**Exercise task**
Edit the lines below by replacing every "x-tick-label" with "time-axis-label", changing nothing else, and leave the pictures out of your answer.

**Records supplied**
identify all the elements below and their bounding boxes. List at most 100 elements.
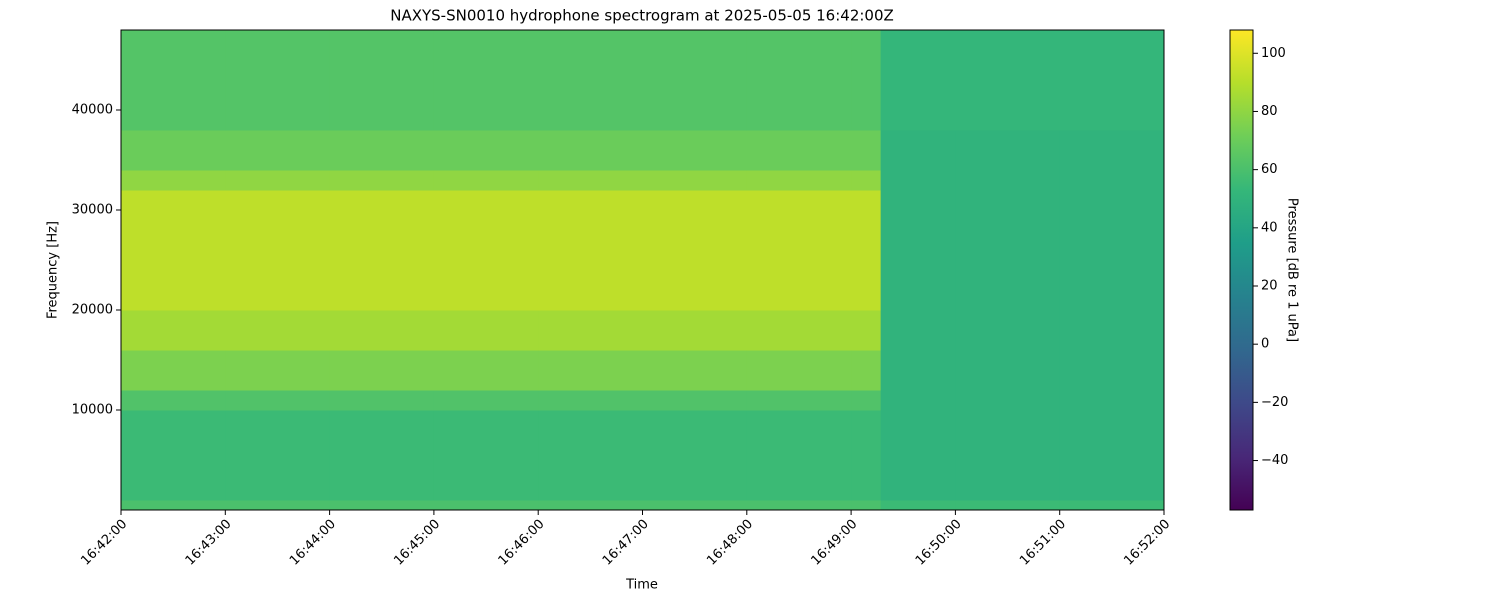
cell <box>955 190 1061 311</box>
cell <box>329 30 435 131</box>
x-tick-label: 16:50:00 <box>913 517 965 569</box>
x-tick-label: 16:45:00 <box>391 517 443 569</box>
cell <box>225 500 331 511</box>
cell <box>329 310 435 351</box>
cell <box>955 390 1061 411</box>
cell <box>746 410 852 501</box>
cell <box>433 170 539 191</box>
cell <box>880 350 956 391</box>
cell <box>642 130 748 171</box>
colorbar-label: Pressure [dB re 1 uPa] <box>1285 198 1300 342</box>
colorbar-tick-label: 20 <box>1261 279 1278 294</box>
cell <box>642 190 748 311</box>
cell <box>329 500 435 511</box>
cell <box>433 500 539 511</box>
colorbar-tick-label: 40 <box>1261 220 1278 235</box>
cell <box>746 390 852 411</box>
cell <box>746 500 852 511</box>
cell <box>538 350 643 391</box>
cell <box>538 130 643 171</box>
cell <box>642 500 748 511</box>
cell <box>746 130 852 171</box>
cell <box>880 170 956 191</box>
cell <box>121 190 226 311</box>
cell <box>955 410 1061 501</box>
cell <box>880 310 956 351</box>
y-tick-label: 40000 <box>72 103 113 118</box>
cell <box>1059 350 1165 391</box>
cell <box>746 350 852 391</box>
cell <box>225 170 331 191</box>
x-tick-label: 16:43:00 <box>183 517 235 569</box>
cell <box>225 310 331 351</box>
cell <box>329 390 435 411</box>
cell <box>225 130 331 171</box>
cell <box>433 190 539 311</box>
cell <box>955 130 1061 171</box>
cell <box>329 170 435 191</box>
cell <box>746 170 852 191</box>
x-tick-label: 16:51:00 <box>1017 517 1069 569</box>
cell <box>225 390 331 411</box>
chart-title: NAXYS-SN0010 hydrophone spectrogram at 2… <box>390 7 894 25</box>
cell <box>851 170 882 191</box>
cell <box>225 410 331 501</box>
colorbar-tick-label: −20 <box>1261 395 1288 410</box>
colorbar-tick-label: 100 <box>1261 46 1286 61</box>
cell <box>538 170 643 191</box>
cell <box>880 390 956 411</box>
cell <box>433 350 539 391</box>
colorbar-tick-label: −40 <box>1261 453 1288 468</box>
cell <box>225 190 331 311</box>
cell <box>851 30 882 131</box>
cell <box>121 170 226 191</box>
cell <box>433 390 539 411</box>
x-tick-label: 16:47:00 <box>600 517 652 569</box>
y-tick-label: 30000 <box>72 203 113 218</box>
cell <box>538 410 643 501</box>
cell <box>880 30 956 131</box>
y-tick-label: 10000 <box>72 403 113 418</box>
cell <box>642 30 748 131</box>
cell <box>433 310 539 351</box>
cell <box>225 30 331 131</box>
cell <box>955 310 1061 351</box>
cell <box>1059 130 1165 171</box>
cell <box>851 390 882 411</box>
cell <box>1059 390 1165 411</box>
cell <box>851 130 882 171</box>
cell <box>955 170 1061 191</box>
cell <box>329 190 435 311</box>
cell <box>538 390 643 411</box>
cell <box>329 130 435 171</box>
cell <box>642 350 748 391</box>
cell <box>225 350 331 391</box>
x-tick-label: 16:42:00 <box>78 517 130 569</box>
cell <box>1059 190 1165 311</box>
cell <box>851 410 882 501</box>
cell <box>1059 310 1165 351</box>
cell <box>121 30 226 131</box>
cell <box>121 130 226 171</box>
cell <box>642 390 748 411</box>
cell <box>880 410 956 501</box>
cell <box>121 390 226 411</box>
cell <box>746 310 852 351</box>
cell <box>538 500 643 511</box>
cell <box>121 410 226 501</box>
cell <box>121 310 226 351</box>
y-axis-label: Frequency [Hz] <box>46 221 61 319</box>
cell <box>851 190 882 311</box>
cell <box>746 30 852 131</box>
cell <box>538 310 643 351</box>
cell <box>880 130 956 171</box>
cell <box>955 500 1061 511</box>
colorbar <box>1229 29 1254 511</box>
cell <box>851 310 882 351</box>
cell <box>746 190 852 311</box>
cell <box>1059 500 1165 511</box>
cell <box>433 30 539 131</box>
cell <box>880 190 956 311</box>
colorbar-tick-label: 60 <box>1261 162 1278 177</box>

**Answer for the task**
identify all the elements below and their bounding boxes. List at most 100 elements.
cell <box>955 190 1061 311</box>
cell <box>329 30 435 131</box>
time-axis-label: 16:50:00 <box>913 517 965 569</box>
time-axis-label: 16:45:00 <box>391 517 443 569</box>
cell <box>225 500 331 511</box>
cell <box>329 310 435 351</box>
cell <box>955 390 1061 411</box>
cell <box>746 410 852 501</box>
cell <box>433 170 539 191</box>
cell <box>880 350 956 391</box>
cell <box>642 130 748 171</box>
colorbar-label: Pressure [dB re 1 uPa] <box>1285 198 1300 342</box>
colorbar-tick-label: 20 <box>1261 279 1278 294</box>
cell <box>642 190 748 311</box>
cell <box>329 500 435 511</box>
cell <box>433 500 539 511</box>
colorbar-tick-label: 40 <box>1261 220 1278 235</box>
cell <box>746 390 852 411</box>
cell <box>746 500 852 511</box>
cell <box>538 350 643 391</box>
cell <box>538 130 643 171</box>
cell <box>642 500 748 511</box>
cell <box>746 130 852 171</box>
cell <box>880 170 956 191</box>
cell <box>121 190 226 311</box>
cell <box>955 410 1061 501</box>
cell <box>880 310 956 351</box>
y-tick-label: 40000 <box>72 103 113 118</box>
cell <box>1059 350 1165 391</box>
cell <box>746 350 852 391</box>
cell <box>225 170 331 191</box>
time-axis-label: 16:43:00 <box>183 517 235 569</box>
cell <box>225 310 331 351</box>
cell <box>329 390 435 411</box>
cell <box>225 130 331 171</box>
cell <box>433 190 539 311</box>
cell <box>955 130 1061 171</box>
cell <box>329 170 435 191</box>
cell <box>746 170 852 191</box>
time-axis-label: 16:51:00 <box>1017 517 1069 569</box>
cell <box>225 390 331 411</box>
chart-title: NAXYS-SN0010 hydrophone spectrogram at 2… <box>390 7 894 25</box>
cell <box>851 170 882 191</box>
cell <box>225 410 331 501</box>
colorbar-tick-label: −20 <box>1261 395 1288 410</box>
colorbar-tick-label: 100 <box>1261 46 1286 61</box>
cell <box>538 170 643 191</box>
cell <box>880 390 956 411</box>
cell <box>433 350 539 391</box>
colorbar-tick-label: −40 <box>1261 453 1288 468</box>
cell <box>225 190 331 311</box>
cell <box>851 30 882 131</box>
cell <box>121 170 226 191</box>
cell <box>433 390 539 411</box>
time-axis-label: 16:47:00 <box>600 517 652 569</box>
y-tick-label: 30000 <box>72 203 113 218</box>
cell <box>538 410 643 501</box>
cell <box>880 30 956 131</box>
y-tick-label: 10000 <box>72 403 113 418</box>
cell <box>642 30 748 131</box>
cell <box>433 310 539 351</box>
cell <box>225 30 331 131</box>
cell <box>955 310 1061 351</box>
cell <box>1059 130 1165 171</box>
cell <box>851 390 882 411</box>
cell <box>1059 390 1165 411</box>
cell <box>851 130 882 171</box>
cell <box>955 170 1061 191</box>
cell <box>329 190 435 311</box>
cell <box>538 390 643 411</box>
cell <box>329 130 435 171</box>
cell <box>642 350 748 391</box>
cell <box>225 350 331 391</box>
time-axis-label: 16:42:00 <box>78 517 130 569</box>
cell <box>1059 190 1165 311</box>
cell <box>851 410 882 501</box>
cell <box>1059 310 1165 351</box>
cell <box>121 30 226 131</box>
cell <box>121 130 226 171</box>
cell <box>642 390 748 411</box>
cell <box>880 410 956 501</box>
cell <box>121 390 226 411</box>
cell <box>746 310 852 351</box>
cell <box>538 500 643 511</box>
cell <box>121 410 226 501</box>
cell <box>121 310 226 351</box>
y-axis-label: Frequency [Hz] <box>46 221 61 319</box>
cell <box>851 190 882 311</box>
cell <box>746 30 852 131</box>
cell <box>538 310 643 351</box>
cell <box>880 130 956 171</box>
cell <box>955 500 1061 511</box>
colorbar <box>1229 29 1254 511</box>
cell <box>851 310 882 351</box>
cell <box>746 190 852 311</box>
cell <box>1059 500 1165 511</box>
cell <box>433 30 539 131</box>
cell <box>880 190 956 311</box>
colorbar-tick-label: 60 <box>1261 162 1278 177</box>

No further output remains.